* [SHORT PROBLEM]: Copy out every line of the data exactly.

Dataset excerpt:

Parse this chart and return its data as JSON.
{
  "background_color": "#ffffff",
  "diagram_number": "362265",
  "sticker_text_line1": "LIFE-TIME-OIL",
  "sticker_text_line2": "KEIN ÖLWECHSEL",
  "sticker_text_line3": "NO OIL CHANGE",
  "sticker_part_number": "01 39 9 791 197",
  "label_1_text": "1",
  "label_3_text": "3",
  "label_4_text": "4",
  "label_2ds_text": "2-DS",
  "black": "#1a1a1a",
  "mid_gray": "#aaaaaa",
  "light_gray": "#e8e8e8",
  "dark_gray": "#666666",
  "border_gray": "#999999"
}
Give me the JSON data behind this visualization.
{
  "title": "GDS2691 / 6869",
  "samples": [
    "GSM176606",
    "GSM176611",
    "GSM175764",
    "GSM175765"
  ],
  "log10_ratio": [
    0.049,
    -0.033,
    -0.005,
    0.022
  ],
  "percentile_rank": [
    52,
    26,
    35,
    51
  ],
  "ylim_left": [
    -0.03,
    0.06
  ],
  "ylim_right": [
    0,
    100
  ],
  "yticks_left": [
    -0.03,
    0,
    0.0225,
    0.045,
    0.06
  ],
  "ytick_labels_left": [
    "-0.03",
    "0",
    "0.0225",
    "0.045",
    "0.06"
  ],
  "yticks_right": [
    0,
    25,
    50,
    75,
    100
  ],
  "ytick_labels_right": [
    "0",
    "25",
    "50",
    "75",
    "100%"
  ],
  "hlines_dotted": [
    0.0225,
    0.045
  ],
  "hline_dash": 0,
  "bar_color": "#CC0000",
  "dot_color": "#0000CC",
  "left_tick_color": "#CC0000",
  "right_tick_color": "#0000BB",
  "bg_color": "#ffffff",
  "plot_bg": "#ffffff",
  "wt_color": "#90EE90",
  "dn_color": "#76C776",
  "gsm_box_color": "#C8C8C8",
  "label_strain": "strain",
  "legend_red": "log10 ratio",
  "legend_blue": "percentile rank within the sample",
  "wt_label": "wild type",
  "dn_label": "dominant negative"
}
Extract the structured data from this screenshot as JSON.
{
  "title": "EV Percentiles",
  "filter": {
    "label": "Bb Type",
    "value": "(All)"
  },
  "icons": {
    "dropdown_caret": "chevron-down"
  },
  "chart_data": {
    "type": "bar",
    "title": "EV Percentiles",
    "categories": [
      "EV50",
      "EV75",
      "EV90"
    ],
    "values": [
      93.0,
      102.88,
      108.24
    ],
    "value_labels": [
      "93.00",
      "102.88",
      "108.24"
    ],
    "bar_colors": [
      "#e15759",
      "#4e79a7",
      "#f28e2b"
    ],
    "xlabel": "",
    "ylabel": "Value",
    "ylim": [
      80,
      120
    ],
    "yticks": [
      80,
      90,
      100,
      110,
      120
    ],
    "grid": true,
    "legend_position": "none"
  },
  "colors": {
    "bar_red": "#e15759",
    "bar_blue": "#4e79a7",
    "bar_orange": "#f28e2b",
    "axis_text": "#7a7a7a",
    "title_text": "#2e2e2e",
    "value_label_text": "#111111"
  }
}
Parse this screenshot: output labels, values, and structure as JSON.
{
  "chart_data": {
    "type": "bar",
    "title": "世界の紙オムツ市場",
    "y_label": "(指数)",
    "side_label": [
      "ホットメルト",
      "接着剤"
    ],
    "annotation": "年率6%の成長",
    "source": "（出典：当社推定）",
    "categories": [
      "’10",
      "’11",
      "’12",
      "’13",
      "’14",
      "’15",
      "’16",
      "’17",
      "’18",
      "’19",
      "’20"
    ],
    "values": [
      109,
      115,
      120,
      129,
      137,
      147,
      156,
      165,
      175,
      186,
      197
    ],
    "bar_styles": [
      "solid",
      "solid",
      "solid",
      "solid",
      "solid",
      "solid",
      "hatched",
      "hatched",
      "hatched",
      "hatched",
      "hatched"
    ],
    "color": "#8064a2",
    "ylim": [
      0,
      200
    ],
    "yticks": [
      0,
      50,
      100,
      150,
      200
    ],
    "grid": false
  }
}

* [OUTPUT BELOW]:
Parse this chart and return its data as JSON.
{
  "background_color": "#ffffff",
  "diagram_number": "362265",
  "sticker_text_line1": "LIFE-TIME-OIL",
  "sticker_text_line2": "KEIN ÖLWECHSEL",
  "sticker_text_line3": "NO OIL CHANGE",
  "sticker_part_number": "01 39 9 791 197",
  "label_1_text": "1",
  "label_3_text": "3",
  "label_4_text": "4",
  "label_2ds_text": "2-DS",
  "black": "#1a1a1a",
  "mid_gray": "#aaaaaa",
  "light_gray": "#e8e8e8",
  "dark_gray": "#666666",
  "border_gray": "#999999"
}
Give me the JSON data behind this visualization.
{
  "title": "GDS2691 / 6869",
  "samples": [
    "GSM176606",
    "GSM176611",
    "GSM175764",
    "GSM175765"
  ],
  "log10_ratio": [
    0.049,
    -0.033,
    -0.005,
    0.022
  ],
  "percentile_rank": [
    52,
    26,
    35,
    51
  ],
  "ylim_left": [
    -0.03,
    0.06
  ],
  "ylim_right": [
    0,
    100
  ],
  "yticks_left": [
    -0.03,
    0,
    0.0225,
    0.045,
    0.06
  ],
  "ytick_labels_left": [
    "-0.03",
    "0",
    "0.0225",
    "0.045",
    "0.06"
  ],
  "yticks_right": [
    0,
    25,
    50,
    75,
    100
  ],
  "ytick_labels_right": [
    "0",
    "25",
    "50",
    "75",
    "100%"
  ],
  "hlines_dotted": [
    0.0225,
    0.045
  ],
  "hline_dash": 0,
  "bar_color": "#CC0000",
  "dot_color": "#0000CC",
  "left_tick_color": "#CC0000",
  "right_tick_color": "#0000BB",
  "bg_color": "#ffffff",
  "plot_bg": "#ffffff",
  "wt_color": "#90EE90",
  "dn_color": "#76C776",
  "gsm_box_color": "#C8C8C8",
  "label_strain": "strain",
  "legend_red": "log10 ratio",
  "legend_blue": "percentile rank within the sample",
  "wt_label": "wild type",
  "dn_label": "dominant negative"
}
Extract the structured data from this screenshot as JSON.
{
  "title": "EV Percentiles",
  "filter": {
    "label": "Bb Type",
    "value": "(All)"
  },
  "icons": {
    "dropdown_caret": "chevron-down"
  },
  "chart_data": {
    "type": "bar",
    "title": "EV Percentiles",
    "categories": [
      "EV50",
      "EV75",
      "EV90"
    ],
    "values": [
      93.0,
      102.88,
      108.24
    ],
    "value_labels": [
      "93.00",
      "102.88",
      "108.24"
    ],
    "bar_colors": [
      "#e15759",
      "#4e79a7",
      "#f28e2b"
    ],
    "xlabel": "",
    "ylabel": "Value",
    "ylim": [
      80,
      120
    ],
    "yticks": [
      80,
      90,
      100,
      110,
      120
    ],
    "grid": true,
    "legend_position": "none"
  },
  "colors": {
    "bar_red": "#e15759",
    "bar_blue": "#4e79a7",
    "bar_orange": "#f28e2b",
    "axis_text": "#7a7a7a",
    "title_text": "#2e2e2e",
    "value_label_text": "#111111"
  }
}
Parse this screenshot: output labels, values, and structure as JSON.
{
  "chart_data": {
    "type": "bar",
    "title": "世界の紙オムツ市場",
    "y_label": "(指数)",
    "side_label": [
      "ホットメルト",
      "接着剤"
    ],
    "annotation": "年率6%の成長",
    "source": "（出典：当社推定）",
    "categories": [
      "’10",
      "’11",
      "’12",
      "’13",
      "’14",
      "’15",
      "’16",
      "’17",
      "’18",
      "’19",
      "’20"
    ],
    "values": [
      109,
      115,
      120,
      129,
      137,
      147,
      156,
      165,
      175,
      186,
      197
    ],
    "bar_styles": [
      "solid",
      "solid",
      "solid",
      "solid",
      "solid",
      "solid",
      "hatched",
      "hatched",
      "hatched",
      "hatched",
      "hatched"
    ],
    "color": "#8064a2",
    "ylim": [
      0,
      200
    ],
    "yticks": [
      0,
      50,
      100,
      150,
      200
    ],
    "grid": false
  }
}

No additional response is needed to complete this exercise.